## Quoted passage
○ ○ ○ ○ ○ ○ ○

March Washington D.C. Update


- Border emergency backlash: Congress this month is set to rebuke President Donald Trump's use of a national emergency declaration to build a border wall. At least four Senate Republicans have said they'll join Democrats to vote for a House-passed resolution, H.J. Res. 46 , to terminate the emergency, while others dislike the declaration but haven't decided how they'll vote. Trump has threatened to veto the measure, and Congress lacks the votes to override it. The emergency declaration also has triggered several lawsuits, so courts could put it on hold regardless of congressional action. In the meantime, the Pentagon is deploying an additional 1,000 troops to the southern border, boosting the number to about 6,000 - a move likely to draw more scrutiny from Democrats.

- Clock is ticking: The shutdown threat finally has subsided for the current fiscal year, so Congress and the Trump administration are turning their attention to fiscal 2020 - now just seven months away. The first step is Trump's budget request, which is expected to be released in two parts on March 11 and 18.

- Green new dealings: Now that battles lines have been drawn over the Green New Deal resolution, S. Res. 59 (116) , both chambers of Congress will proceed with efforts to shape climate change policy. In the Senate, Majority Leader Mitch McConnell has pledged the chamber will go on record soon about the Green New Deal - a strategy designed to see if Democrats will back the measure conservatives label a "socialist fantasy" - while Democrats are pressing Republicans to offer their own plan to address the crisis. In the House, lawmakers will continue to hold hearings on climate change topics and develop legislation.


China talks on track: Trump could sit down with Chinese President Xi Jinping for a signing summit at the end of March if the two sides wrap up a wide-ranging trade agreement. To that end, a team of Chinese negotiators will travel to Washington for additional trade talks , Trump said in late February, although no dates have been announced. The U.S. trade representative's office said last week it would indefinitely postpone any tariff increase on hundreds of billions of dollars' worth of Chinese goods.

Up next: U.S. Trade Representative Robert Lighthizer has said he wants to begin wide-ranging trade talks in Tokyo this month. His office is also scheduled to release its annual National Trade Estimate report, an analysis that details foreign barriers to U.S. exports, by the end of the month, but that could be delayed because of the partial government shutdown earlier this year. - Megan Cassella


Zombie tax breaks: Senate Finance Committee leaders will continue their efforts to renew the large and diverse bloc of tax breaks known as extenders, after they introduced legislation, S. 617 (116) , in late February to revive them retroactively for 2018 and through 2019. The ones that have expired include a slew of benefits for renewable energy and alternative-fuel vehicles, as well as credits for railroad maintenance, entertainment productions, energy-efficient home building and business development in economically struggling areas. On the non-business side, the extenders include a tax break on mortgage insurance.

○ ○ ○ ○ ○ ○ ○

## Assignment
According to the March Washington update, on what dates is Trump's budget request expected to be released? The items that follow are not needed for the task.

○ ○ ○ ○ ○ ○ ○

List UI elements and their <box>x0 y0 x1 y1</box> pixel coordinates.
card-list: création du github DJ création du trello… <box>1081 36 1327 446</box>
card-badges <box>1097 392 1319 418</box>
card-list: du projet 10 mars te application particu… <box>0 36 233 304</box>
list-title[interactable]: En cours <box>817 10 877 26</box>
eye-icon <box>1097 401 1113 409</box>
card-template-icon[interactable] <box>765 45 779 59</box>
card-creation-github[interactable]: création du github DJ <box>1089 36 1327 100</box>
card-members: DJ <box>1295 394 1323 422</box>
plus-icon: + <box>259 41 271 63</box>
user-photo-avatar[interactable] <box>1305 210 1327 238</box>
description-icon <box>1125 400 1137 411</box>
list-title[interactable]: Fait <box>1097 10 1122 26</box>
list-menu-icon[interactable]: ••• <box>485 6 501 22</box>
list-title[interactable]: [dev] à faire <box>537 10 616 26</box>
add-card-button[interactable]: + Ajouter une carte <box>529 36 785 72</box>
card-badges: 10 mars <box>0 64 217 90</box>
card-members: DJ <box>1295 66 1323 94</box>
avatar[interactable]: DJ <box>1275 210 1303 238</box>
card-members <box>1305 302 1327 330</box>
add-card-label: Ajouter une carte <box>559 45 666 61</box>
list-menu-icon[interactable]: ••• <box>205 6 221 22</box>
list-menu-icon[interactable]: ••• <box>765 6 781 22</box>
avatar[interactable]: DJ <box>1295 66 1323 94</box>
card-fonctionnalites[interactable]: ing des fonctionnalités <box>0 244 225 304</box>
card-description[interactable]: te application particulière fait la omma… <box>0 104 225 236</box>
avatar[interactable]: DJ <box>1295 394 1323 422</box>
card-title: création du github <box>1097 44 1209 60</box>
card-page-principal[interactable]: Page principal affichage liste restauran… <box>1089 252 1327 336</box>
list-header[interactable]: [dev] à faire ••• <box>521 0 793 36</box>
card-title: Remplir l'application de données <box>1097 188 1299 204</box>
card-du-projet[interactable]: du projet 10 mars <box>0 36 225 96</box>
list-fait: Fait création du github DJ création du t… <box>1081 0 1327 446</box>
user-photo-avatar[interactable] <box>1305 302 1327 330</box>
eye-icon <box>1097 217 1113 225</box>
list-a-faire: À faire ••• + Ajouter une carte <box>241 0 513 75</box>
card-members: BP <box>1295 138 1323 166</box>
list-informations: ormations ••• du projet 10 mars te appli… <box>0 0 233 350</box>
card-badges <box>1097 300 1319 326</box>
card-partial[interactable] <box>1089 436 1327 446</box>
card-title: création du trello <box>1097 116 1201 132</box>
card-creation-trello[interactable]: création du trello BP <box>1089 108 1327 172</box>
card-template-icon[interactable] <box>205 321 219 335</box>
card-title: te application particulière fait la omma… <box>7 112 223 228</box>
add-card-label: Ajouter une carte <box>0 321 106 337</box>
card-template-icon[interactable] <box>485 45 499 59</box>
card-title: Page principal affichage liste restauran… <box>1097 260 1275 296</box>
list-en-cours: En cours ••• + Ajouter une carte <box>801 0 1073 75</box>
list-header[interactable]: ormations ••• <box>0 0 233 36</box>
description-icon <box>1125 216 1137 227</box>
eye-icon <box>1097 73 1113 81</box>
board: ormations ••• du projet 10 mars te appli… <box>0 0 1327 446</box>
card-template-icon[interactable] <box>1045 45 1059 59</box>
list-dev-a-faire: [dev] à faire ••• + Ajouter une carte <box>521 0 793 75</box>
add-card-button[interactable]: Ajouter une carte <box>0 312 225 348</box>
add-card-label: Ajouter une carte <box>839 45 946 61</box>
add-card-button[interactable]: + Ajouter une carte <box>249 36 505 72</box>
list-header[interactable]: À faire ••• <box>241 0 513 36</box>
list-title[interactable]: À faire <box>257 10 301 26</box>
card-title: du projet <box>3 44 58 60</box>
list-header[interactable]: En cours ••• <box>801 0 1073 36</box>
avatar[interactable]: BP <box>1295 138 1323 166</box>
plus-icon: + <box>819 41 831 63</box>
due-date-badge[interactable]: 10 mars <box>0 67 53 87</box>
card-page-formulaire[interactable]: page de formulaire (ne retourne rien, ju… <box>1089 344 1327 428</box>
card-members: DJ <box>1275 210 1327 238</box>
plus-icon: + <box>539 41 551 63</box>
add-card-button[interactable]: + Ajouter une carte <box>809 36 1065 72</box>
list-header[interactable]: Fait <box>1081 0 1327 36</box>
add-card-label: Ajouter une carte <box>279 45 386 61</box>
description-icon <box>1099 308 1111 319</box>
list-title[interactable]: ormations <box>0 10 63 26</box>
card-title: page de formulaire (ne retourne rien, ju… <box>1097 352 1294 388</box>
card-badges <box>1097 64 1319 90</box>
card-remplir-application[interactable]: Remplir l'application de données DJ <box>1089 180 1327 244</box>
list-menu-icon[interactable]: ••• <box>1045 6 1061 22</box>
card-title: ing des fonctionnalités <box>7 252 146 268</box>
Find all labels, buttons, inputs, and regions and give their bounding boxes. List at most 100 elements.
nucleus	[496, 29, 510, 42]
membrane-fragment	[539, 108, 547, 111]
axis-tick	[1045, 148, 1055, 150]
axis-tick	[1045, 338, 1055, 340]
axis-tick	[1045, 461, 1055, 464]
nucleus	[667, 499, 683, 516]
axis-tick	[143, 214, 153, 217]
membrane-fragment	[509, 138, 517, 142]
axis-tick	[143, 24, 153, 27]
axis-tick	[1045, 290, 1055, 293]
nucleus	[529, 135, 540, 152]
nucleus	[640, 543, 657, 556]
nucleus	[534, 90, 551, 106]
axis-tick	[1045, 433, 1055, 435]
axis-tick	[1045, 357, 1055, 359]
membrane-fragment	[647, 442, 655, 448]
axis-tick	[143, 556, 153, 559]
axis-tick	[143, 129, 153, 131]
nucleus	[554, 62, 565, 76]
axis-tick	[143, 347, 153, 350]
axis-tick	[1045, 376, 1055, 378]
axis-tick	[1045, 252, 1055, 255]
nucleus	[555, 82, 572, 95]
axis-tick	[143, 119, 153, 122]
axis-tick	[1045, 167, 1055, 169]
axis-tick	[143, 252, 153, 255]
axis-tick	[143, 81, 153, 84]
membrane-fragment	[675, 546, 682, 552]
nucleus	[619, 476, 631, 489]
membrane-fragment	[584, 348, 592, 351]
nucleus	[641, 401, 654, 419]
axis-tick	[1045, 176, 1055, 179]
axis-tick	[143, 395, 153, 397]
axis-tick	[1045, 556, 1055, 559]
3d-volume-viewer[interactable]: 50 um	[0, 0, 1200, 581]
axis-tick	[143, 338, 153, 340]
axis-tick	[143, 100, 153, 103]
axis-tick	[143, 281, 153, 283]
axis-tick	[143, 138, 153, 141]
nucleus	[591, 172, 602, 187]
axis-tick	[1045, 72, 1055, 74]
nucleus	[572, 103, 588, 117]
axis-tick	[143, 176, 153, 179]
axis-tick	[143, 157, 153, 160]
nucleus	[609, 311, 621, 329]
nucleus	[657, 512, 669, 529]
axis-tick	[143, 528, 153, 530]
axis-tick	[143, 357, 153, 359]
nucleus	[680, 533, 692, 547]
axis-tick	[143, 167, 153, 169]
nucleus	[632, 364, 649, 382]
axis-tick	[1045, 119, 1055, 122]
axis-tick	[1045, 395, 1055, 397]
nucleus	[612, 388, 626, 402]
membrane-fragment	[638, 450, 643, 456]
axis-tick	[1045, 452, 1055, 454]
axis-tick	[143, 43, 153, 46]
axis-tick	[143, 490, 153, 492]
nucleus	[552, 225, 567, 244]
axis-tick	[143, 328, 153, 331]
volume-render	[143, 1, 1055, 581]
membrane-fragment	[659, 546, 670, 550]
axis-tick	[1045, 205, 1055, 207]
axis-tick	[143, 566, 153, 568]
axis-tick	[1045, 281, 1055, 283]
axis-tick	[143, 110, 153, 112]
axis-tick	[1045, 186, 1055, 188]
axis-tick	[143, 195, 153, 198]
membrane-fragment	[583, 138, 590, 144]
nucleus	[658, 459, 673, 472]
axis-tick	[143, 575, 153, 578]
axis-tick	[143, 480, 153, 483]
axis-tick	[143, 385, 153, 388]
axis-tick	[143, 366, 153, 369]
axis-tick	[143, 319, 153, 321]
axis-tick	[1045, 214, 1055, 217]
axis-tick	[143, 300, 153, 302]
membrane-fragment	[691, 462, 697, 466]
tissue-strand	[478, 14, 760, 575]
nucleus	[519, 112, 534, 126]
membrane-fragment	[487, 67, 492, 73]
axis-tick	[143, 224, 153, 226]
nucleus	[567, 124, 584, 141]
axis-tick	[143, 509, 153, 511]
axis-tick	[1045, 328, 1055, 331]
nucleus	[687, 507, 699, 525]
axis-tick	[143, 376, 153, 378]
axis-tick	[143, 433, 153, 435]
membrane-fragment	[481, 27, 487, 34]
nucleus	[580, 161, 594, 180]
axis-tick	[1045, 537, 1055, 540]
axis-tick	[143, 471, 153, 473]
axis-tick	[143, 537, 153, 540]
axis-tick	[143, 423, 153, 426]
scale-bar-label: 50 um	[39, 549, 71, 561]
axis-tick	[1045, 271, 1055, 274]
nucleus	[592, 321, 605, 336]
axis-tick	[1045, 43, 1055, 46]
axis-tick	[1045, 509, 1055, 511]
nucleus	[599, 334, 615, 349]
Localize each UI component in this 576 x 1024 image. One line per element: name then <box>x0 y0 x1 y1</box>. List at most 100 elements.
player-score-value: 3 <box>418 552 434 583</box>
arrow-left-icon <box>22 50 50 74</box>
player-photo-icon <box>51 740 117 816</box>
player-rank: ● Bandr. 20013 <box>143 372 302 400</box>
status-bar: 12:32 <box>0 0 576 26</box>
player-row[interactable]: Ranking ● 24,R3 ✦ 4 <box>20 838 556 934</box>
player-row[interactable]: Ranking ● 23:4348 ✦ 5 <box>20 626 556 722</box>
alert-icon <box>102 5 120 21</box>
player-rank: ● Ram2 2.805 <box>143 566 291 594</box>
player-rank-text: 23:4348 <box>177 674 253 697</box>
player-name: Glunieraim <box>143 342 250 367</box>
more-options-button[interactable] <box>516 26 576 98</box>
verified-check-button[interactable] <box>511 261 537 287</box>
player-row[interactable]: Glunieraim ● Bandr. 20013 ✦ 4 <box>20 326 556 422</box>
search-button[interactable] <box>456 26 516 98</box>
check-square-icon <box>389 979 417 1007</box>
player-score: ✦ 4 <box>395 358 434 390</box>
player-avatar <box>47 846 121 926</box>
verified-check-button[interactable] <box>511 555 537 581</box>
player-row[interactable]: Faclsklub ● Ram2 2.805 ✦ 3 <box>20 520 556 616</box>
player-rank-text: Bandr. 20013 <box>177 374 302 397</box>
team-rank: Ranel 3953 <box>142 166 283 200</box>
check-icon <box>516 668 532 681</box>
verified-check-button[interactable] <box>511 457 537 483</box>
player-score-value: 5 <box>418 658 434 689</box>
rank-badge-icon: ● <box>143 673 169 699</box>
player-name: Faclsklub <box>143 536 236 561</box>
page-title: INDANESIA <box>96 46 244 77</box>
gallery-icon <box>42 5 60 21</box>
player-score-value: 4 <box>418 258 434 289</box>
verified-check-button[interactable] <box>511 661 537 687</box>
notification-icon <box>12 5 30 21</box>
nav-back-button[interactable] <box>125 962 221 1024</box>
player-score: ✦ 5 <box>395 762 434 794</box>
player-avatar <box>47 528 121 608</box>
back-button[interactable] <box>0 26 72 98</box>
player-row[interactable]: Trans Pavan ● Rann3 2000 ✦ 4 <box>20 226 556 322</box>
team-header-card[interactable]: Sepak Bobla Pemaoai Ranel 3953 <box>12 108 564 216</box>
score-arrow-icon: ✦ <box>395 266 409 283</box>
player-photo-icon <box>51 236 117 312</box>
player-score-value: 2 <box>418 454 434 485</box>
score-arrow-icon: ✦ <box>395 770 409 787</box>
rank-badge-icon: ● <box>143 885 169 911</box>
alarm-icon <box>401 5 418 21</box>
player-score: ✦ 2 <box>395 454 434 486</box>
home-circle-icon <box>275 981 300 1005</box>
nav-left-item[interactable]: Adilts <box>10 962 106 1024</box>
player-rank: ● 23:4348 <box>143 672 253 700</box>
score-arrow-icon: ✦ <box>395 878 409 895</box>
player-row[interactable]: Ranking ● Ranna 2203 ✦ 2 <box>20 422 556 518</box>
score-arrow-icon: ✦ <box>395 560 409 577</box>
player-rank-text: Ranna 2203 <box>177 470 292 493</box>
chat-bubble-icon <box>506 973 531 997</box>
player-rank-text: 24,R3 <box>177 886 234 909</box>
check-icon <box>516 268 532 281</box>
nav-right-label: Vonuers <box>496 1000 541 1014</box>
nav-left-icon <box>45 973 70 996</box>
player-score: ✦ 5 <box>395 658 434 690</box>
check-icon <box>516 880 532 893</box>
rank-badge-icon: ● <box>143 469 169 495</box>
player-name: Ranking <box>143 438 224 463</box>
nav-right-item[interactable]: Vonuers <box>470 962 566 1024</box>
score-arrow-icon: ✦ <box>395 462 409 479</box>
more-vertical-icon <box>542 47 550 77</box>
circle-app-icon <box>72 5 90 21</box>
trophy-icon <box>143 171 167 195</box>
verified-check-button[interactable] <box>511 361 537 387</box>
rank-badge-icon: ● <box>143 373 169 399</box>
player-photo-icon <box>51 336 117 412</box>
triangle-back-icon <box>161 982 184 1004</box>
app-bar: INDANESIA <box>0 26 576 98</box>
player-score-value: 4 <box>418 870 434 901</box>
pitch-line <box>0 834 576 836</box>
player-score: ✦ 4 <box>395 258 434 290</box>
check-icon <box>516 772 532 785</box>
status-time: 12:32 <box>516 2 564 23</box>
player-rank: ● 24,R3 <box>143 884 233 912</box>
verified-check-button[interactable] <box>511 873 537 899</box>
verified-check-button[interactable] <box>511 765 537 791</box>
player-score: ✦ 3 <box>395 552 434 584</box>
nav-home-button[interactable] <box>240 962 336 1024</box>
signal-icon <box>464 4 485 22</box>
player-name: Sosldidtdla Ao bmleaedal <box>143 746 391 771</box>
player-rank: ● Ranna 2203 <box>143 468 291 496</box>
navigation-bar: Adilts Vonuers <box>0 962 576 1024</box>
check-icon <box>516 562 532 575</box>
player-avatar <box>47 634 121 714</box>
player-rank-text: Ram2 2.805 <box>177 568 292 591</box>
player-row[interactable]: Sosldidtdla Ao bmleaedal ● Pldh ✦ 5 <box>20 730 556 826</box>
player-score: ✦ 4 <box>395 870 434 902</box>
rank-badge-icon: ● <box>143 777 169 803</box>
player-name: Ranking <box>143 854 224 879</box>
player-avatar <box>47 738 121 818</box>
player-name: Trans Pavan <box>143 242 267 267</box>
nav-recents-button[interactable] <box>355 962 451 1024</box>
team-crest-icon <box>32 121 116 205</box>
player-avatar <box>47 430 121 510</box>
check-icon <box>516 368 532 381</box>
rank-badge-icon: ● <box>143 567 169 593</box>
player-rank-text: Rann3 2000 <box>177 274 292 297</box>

○ ○ ○ ○ ○ ○ ○

## Written response
In two parts, on March 11 and 18.